* _What you will do_
Seek out every line containing the word "JSON", and copy each.

═══

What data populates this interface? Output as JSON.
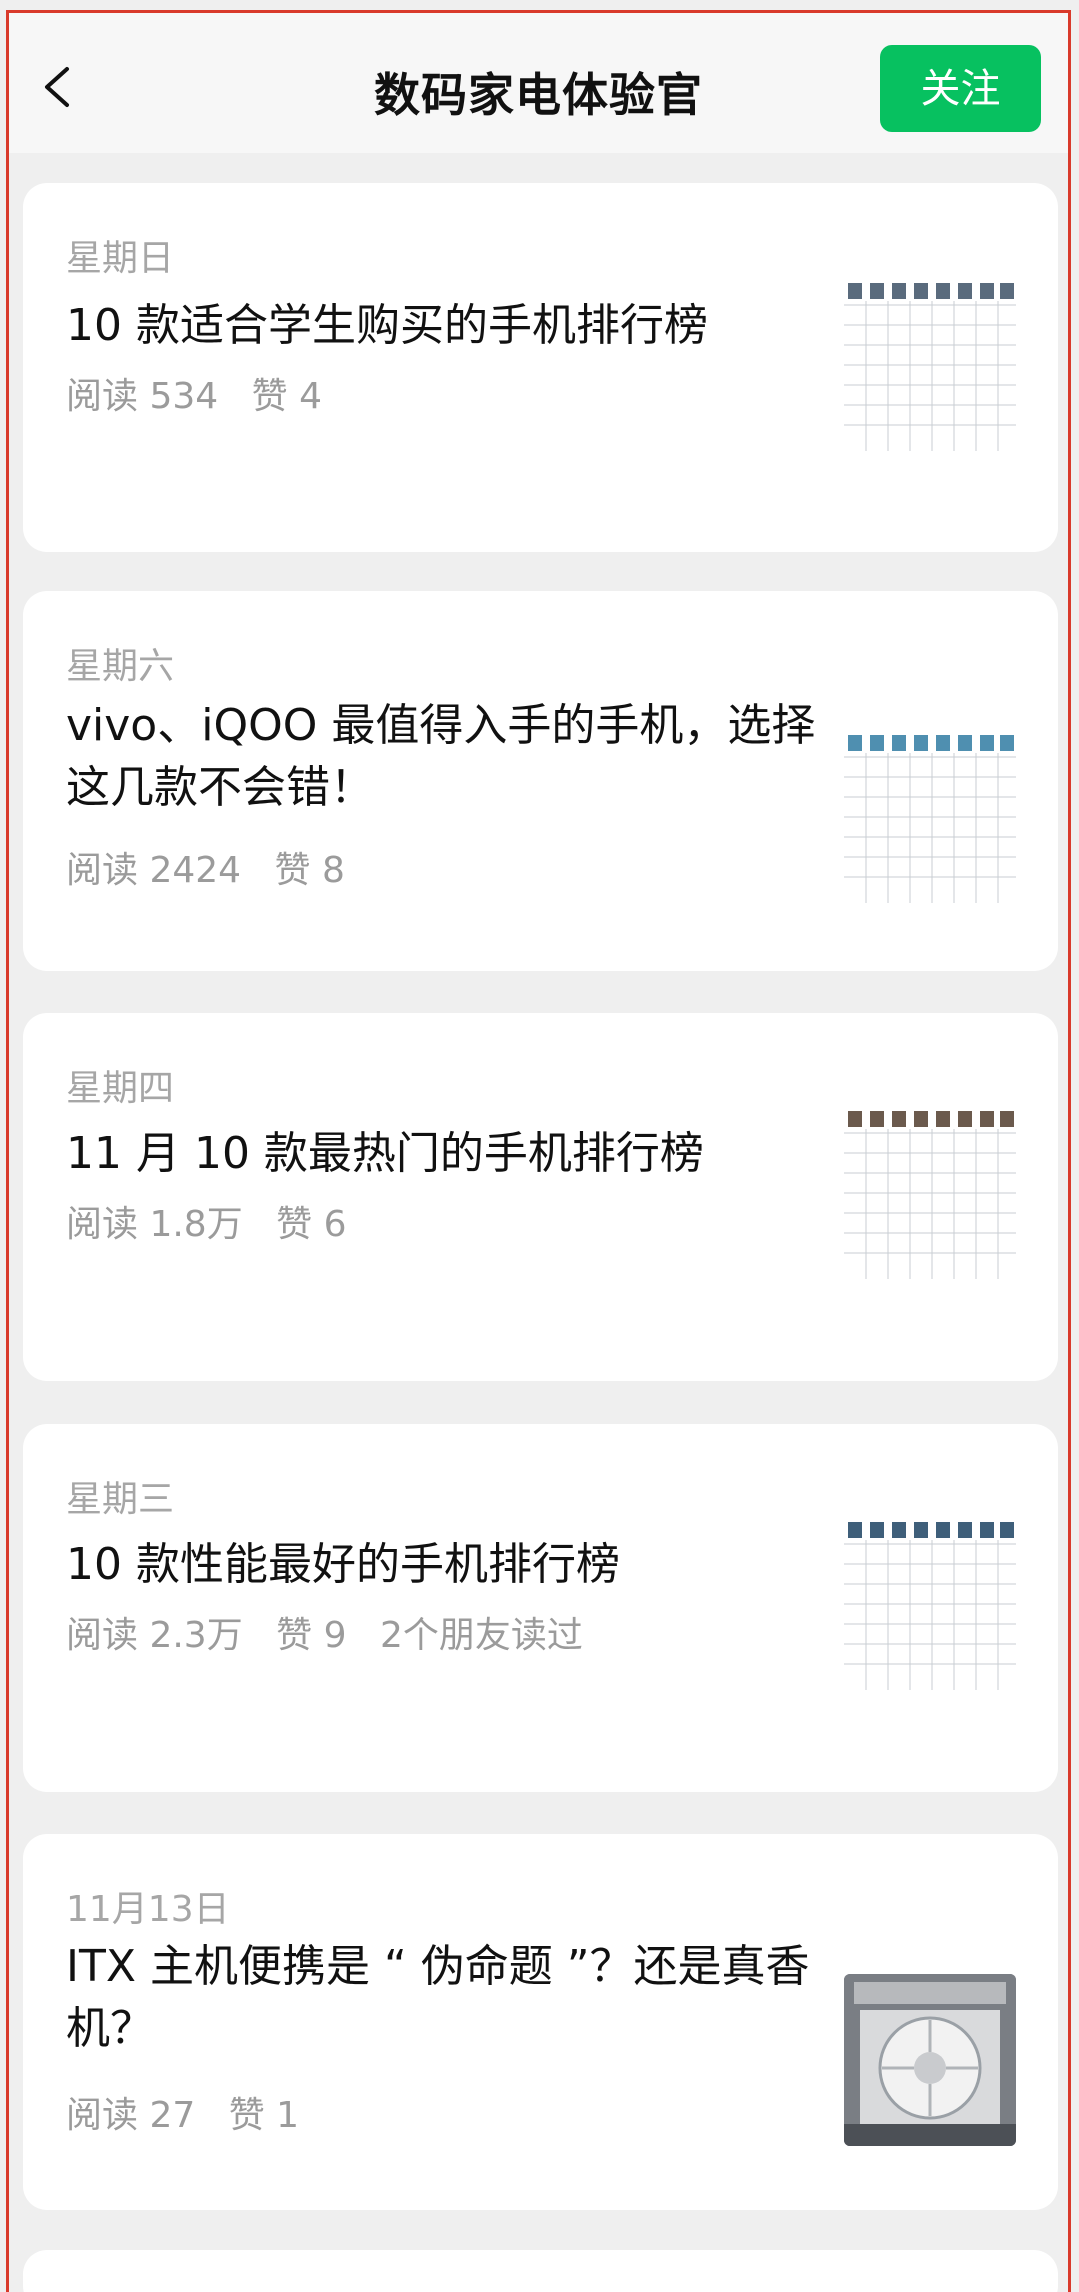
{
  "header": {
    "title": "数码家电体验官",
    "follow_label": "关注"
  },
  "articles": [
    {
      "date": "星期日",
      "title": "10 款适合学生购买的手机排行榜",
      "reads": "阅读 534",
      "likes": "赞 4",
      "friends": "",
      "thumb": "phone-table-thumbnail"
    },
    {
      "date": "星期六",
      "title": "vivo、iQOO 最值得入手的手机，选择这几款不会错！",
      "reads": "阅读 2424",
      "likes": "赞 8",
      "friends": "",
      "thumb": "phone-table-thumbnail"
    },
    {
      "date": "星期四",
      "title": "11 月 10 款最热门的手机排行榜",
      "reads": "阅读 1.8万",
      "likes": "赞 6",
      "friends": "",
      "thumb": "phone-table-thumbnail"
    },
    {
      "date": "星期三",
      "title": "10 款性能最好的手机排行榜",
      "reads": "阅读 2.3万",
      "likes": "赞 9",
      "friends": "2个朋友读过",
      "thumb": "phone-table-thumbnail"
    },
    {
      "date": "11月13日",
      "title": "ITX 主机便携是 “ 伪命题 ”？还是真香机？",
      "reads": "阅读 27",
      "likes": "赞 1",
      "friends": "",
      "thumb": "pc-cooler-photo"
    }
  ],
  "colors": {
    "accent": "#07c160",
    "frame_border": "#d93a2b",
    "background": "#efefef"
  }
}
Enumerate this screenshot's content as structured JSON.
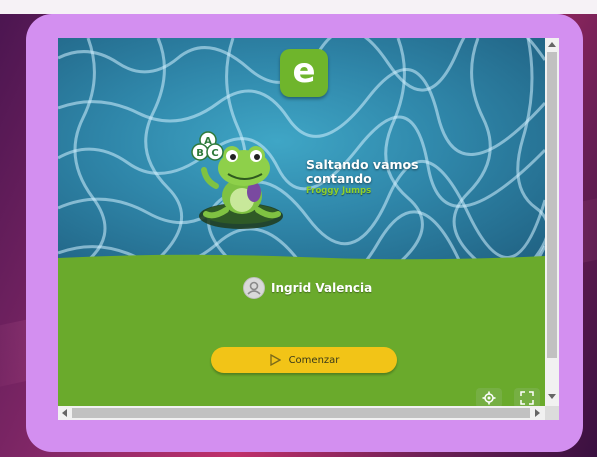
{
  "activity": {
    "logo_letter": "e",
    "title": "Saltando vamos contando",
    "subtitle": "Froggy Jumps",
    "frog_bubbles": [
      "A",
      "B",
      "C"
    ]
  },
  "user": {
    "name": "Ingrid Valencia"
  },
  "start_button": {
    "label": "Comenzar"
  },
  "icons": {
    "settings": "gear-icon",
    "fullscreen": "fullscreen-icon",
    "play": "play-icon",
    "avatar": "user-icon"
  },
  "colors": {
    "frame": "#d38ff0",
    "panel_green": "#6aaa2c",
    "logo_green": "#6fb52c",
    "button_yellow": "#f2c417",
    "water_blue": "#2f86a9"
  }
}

═══

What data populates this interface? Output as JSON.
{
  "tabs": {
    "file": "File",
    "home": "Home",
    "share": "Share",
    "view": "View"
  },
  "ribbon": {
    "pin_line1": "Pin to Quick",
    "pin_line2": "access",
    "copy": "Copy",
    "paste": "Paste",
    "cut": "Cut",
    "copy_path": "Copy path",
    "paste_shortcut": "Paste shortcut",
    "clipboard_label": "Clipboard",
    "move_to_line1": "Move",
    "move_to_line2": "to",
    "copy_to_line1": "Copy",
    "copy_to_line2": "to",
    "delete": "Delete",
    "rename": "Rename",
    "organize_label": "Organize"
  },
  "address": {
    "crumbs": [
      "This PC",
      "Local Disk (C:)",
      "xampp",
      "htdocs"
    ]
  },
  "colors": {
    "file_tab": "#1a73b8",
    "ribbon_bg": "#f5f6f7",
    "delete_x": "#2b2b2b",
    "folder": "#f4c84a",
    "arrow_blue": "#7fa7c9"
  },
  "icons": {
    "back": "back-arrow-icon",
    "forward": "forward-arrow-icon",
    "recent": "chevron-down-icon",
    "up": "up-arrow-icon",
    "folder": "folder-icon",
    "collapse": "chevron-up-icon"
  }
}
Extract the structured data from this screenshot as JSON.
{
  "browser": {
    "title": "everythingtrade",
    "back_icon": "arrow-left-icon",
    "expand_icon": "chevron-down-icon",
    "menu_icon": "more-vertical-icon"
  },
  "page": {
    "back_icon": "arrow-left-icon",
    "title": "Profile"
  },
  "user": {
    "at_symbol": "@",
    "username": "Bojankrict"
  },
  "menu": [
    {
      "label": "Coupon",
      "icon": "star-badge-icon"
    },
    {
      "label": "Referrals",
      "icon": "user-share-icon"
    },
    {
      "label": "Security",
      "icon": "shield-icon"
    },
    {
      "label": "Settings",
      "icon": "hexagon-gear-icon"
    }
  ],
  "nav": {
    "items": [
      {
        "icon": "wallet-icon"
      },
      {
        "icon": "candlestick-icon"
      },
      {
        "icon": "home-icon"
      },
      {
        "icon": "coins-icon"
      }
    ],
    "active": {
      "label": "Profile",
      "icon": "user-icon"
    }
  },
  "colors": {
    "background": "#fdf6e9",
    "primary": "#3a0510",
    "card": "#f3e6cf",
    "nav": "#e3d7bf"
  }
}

═══

* _Result_
What data populates this interface? Output as JSON.
Enumerate this screenshot's content as structured JSON.
What data populates this interface? Output as JSON.
Extract the structured data from this screenshot as JSON.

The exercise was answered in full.